**What is asked**
Return each entry exactly, omitting nothing.

**Data listing**
▼▼▼
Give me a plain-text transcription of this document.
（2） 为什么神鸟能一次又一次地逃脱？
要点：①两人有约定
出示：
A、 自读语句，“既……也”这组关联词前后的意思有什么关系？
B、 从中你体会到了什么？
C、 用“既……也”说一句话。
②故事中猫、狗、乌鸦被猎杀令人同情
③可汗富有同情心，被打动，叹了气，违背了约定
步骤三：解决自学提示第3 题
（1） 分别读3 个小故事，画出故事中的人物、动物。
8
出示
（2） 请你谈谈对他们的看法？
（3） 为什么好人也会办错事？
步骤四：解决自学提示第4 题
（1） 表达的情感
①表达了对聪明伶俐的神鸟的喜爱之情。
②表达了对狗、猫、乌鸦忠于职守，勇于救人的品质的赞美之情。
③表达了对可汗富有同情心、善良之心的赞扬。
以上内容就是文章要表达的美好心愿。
▲▲▲
**Exercise result**
Give me a plain-text transcription of this document.
（2） 为什么神鸟能一次又一次地逃脱？
要点：①两人有约定
出示：
A、 自读语句，“既……也”这组关联词前后的意思有什么关系？
B、 从中你体会到了什么？
C、 用“既……也”说一句话。
②故事中猫、狗、乌鸦被猎杀令人同情
③可汗富有同情心，被打动，叹了气，违背了约定
步骤三：解决自学提示第3 题
（1） 分别读3 个小故事，画出故事中的人物、动物。
8
出示
（2） 请你谈谈对他们的看法？
（3） 为什么好人也会办错事？
步骤四：解决自学提示第4 题
（1） 表达的情感
①表达了对聪明伶俐的神鸟的喜爱之情。
②表达了对狗、猫、乌鸦忠于职守，勇于救人的品质的赞美之情。
③表达了对可汗富有同情心、善良之心的赞扬。
以上内容就是文章要表达的美好心愿。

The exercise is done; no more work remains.